**THE TASK**
Retype the whole listing verbatim and keep the pictures out of it.

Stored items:
■ ■ ■ ■ ■

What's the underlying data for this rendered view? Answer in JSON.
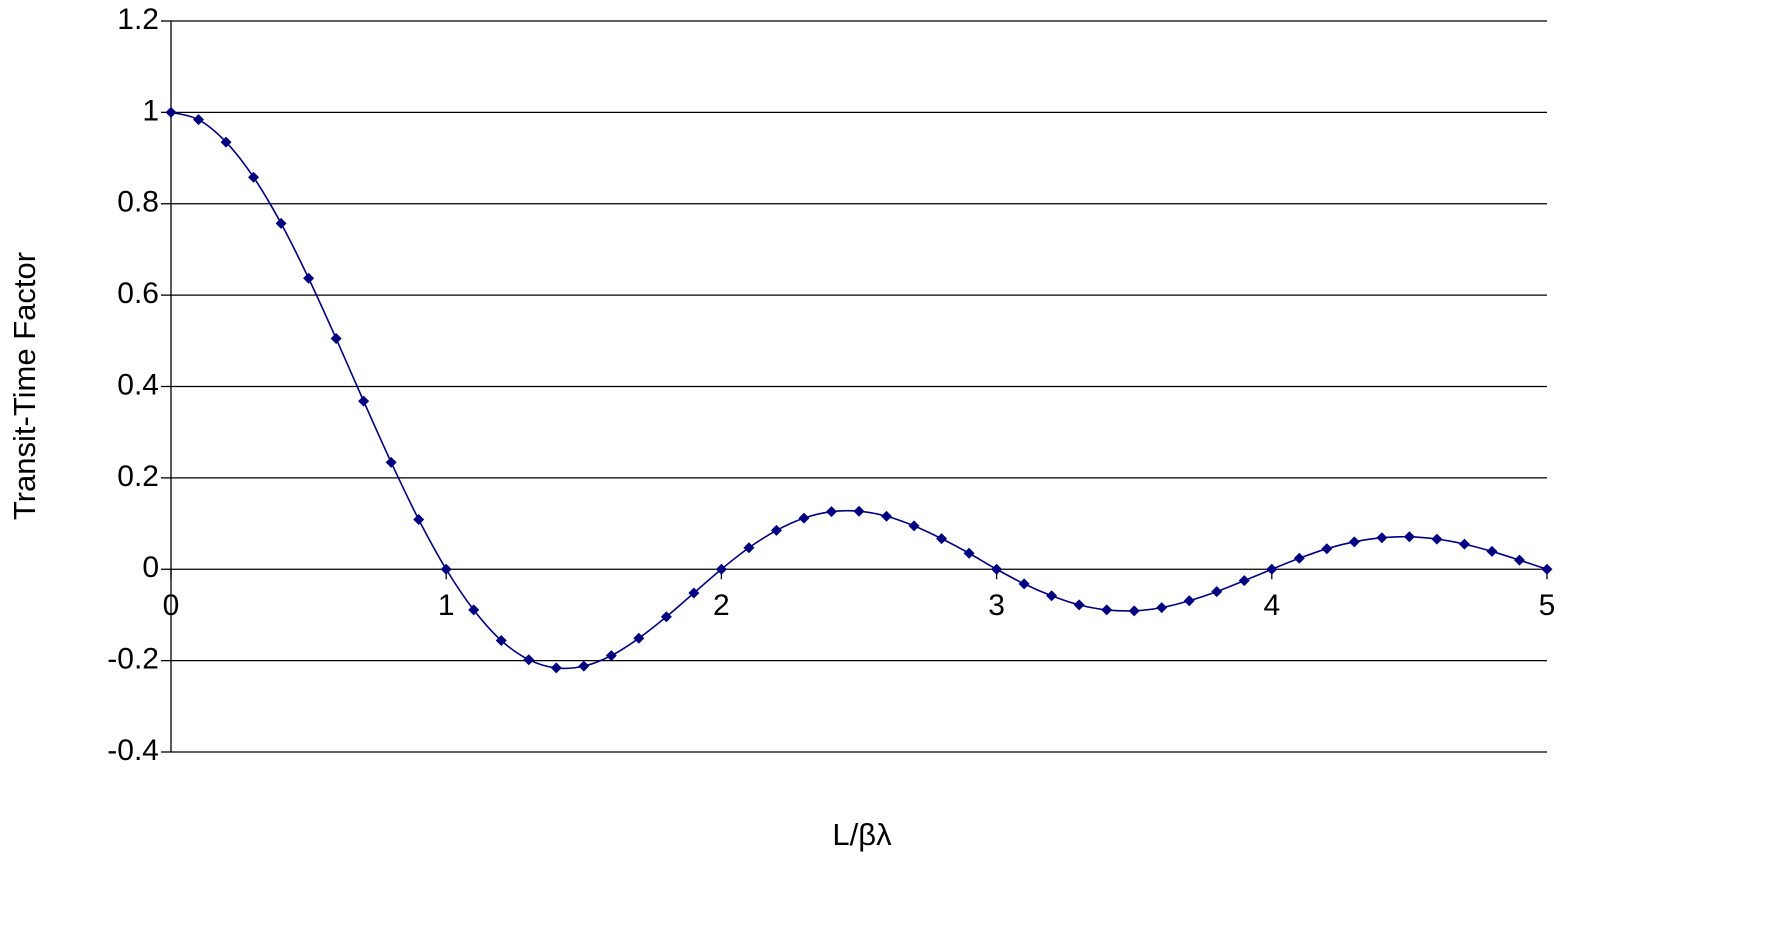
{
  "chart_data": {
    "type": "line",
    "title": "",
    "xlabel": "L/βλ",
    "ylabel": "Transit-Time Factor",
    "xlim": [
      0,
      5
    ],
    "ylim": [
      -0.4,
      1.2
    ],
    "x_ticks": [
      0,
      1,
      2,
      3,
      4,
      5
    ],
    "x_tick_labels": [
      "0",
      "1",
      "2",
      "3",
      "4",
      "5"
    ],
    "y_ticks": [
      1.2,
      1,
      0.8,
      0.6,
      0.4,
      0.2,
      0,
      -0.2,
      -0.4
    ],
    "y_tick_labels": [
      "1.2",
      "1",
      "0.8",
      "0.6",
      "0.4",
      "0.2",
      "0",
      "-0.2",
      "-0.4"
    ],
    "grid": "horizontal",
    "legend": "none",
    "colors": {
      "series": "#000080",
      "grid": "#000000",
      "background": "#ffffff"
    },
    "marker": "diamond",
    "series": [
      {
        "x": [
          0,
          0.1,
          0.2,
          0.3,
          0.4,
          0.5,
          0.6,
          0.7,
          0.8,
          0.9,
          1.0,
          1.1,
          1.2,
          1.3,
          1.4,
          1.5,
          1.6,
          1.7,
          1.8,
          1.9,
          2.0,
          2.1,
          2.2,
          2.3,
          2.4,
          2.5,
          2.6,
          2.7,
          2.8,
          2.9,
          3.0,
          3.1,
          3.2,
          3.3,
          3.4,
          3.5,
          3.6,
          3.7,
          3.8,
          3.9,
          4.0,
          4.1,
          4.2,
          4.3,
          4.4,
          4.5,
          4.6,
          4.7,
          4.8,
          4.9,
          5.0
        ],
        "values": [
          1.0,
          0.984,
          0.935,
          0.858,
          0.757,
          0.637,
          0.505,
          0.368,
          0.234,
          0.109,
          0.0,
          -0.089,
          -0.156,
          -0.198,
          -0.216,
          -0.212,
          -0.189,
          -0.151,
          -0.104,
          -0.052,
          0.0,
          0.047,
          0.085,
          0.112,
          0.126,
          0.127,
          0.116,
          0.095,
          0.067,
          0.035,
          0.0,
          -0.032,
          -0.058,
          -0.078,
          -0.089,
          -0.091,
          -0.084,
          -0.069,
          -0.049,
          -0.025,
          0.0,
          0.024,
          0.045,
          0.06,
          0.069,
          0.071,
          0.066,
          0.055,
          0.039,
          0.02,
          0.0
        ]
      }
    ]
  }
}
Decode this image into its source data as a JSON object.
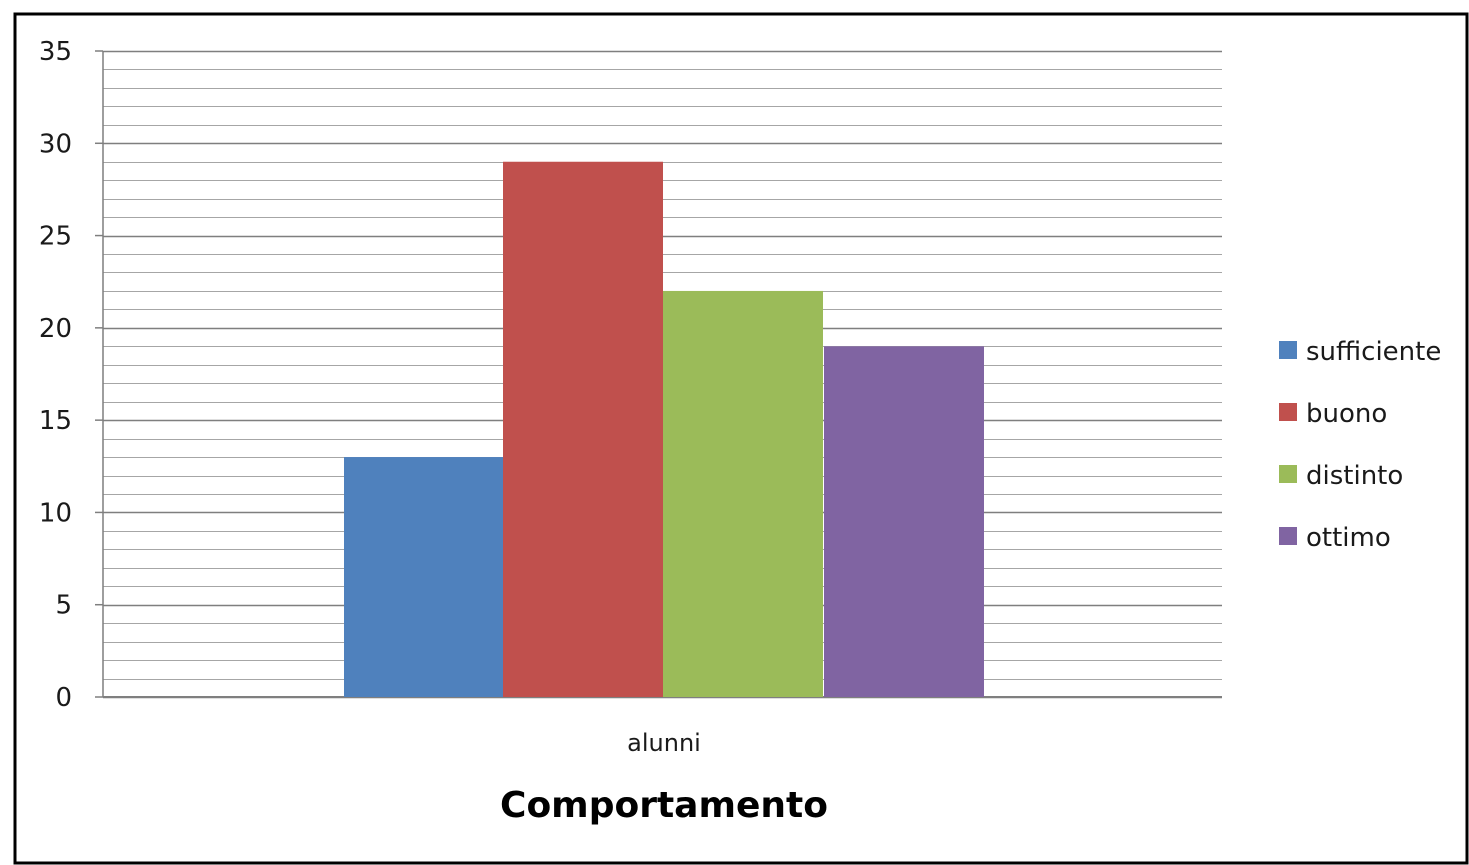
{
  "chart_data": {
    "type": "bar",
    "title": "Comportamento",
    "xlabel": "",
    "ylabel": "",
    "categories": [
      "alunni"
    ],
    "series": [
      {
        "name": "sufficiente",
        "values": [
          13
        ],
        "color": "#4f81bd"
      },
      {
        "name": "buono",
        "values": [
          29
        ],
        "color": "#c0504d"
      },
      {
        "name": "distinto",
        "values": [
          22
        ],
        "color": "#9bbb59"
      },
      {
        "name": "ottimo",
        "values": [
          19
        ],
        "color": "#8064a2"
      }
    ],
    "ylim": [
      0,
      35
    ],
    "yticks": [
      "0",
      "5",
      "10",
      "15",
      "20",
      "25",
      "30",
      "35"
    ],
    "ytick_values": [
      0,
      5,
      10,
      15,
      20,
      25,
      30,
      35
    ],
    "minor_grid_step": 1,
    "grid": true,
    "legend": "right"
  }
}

■ ■ ■ ■ ■

**TASK RESPONSE**
What's the underlying data for this rendered view? Answer in JSON.
{
  "chart_data": {
    "type": "line",
    "title": "",
    "xlabel": "L/βλ",
    "ylabel": "Transit-Time Factor",
    "xlim": [
      0,
      5
    ],
    "ylim": [
      -0.4,
      1.2
    ],
    "x_ticks": [
      0,
      1,
      2,
      3,
      4,
      5
    ],
    "x_tick_labels": [
      "0",
      "1",
      "2",
      "3",
      "4",
      "5"
    ],
    "y_ticks": [
      1.2,
      1,
      0.8,
      0.6,
      0.4,
      0.2,
      0,
      -0.2,
      -0.4
    ],
    "y_tick_labels": [
      "1.2",
      "1",
      "0.8",
      "0.6",
      "0.4",
      "0.2",
      "0",
      "-0.2",
      "-0.4"
    ],
    "grid": "horizontal",
    "legend": "none",
    "colors": {
      "series": "#000080",
      "grid": "#000000",
      "background": "#ffffff"
    },
    "marker": "diamond",
    "series": [
      {
        "x": [
          0,
          0.1,
          0.2,
          0.3,
          0.4,
          0.5,
          0.6,
          0.7,
          0.8,
          0.9,
          1.0,
          1.1,
          1.2,
          1.3,
          1.4,
          1.5,
          1.6,
          1.7,
          1.8,
          1.9,
          2.0,
          2.1,
          2.2,
          2.3,
          2.4,
          2.5,
          2.6,
          2.7,
          2.8,
          2.9,
          3.0,
          3.1,
          3.2,
          3.3,
          3.4,
          3.5,
          3.6,
          3.7,
          3.8,
          3.9,
          4.0,
          4.1,
          4.2,
          4.3,
          4.4,
          4.5,
          4.6,
          4.7,
          4.8,
          4.9,
          5.0
        ],
        "values": [
          1.0,
          0.984,
          0.935,
          0.858,
          0.757,
          0.637,
          0.505,
          0.368,
          0.234,
          0.109,
          0.0,
          -0.089,
          -0.156,
          -0.198,
          -0.216,
          -0.212,
          -0.189,
          -0.151,
          -0.104,
          -0.052,
          0.0,
          0.047,
          0.085,
          0.112,
          0.126,
          0.127,
          0.116,
          0.095,
          0.067,
          0.035,
          0.0,
          -0.032,
          -0.058,
          -0.078,
          -0.089,
          -0.091,
          -0.084,
          -0.069,
          -0.049,
          -0.025,
          0.0,
          0.024,
          0.045,
          0.06,
          0.069,
          0.071,
          0.066,
          0.055,
          0.039,
          0.02,
          0.0
        ]
      }
    ]
  }
}
Decode this image into its source data as a JSON object.
{
  "chart_data": {
    "type": "bar",
    "title": "Comportamento",
    "xlabel": "",
    "ylabel": "",
    "categories": [
      "alunni"
    ],
    "series": [
      {
        "name": "sufficiente",
        "values": [
          13
        ],
        "color": "#4f81bd"
      },
      {
        "name": "buono",
        "values": [
          29
        ],
        "color": "#c0504d"
      },
      {
        "name": "distinto",
        "values": [
          22
        ],
        "color": "#9bbb59"
      },
      {
        "name": "ottimo",
        "values": [
          19
        ],
        "color": "#8064a2"
      }
    ],
    "ylim": [
      0,
      35
    ],
    "yticks": [
      "0",
      "5",
      "10",
      "15",
      "20",
      "25",
      "30",
      "35"
    ],
    "ytick_values": [
      0,
      5,
      10,
      15,
      20,
      25,
      30,
      35
    ],
    "minor_grid_step": 1,
    "grid": true,
    "legend": "right"
  }
}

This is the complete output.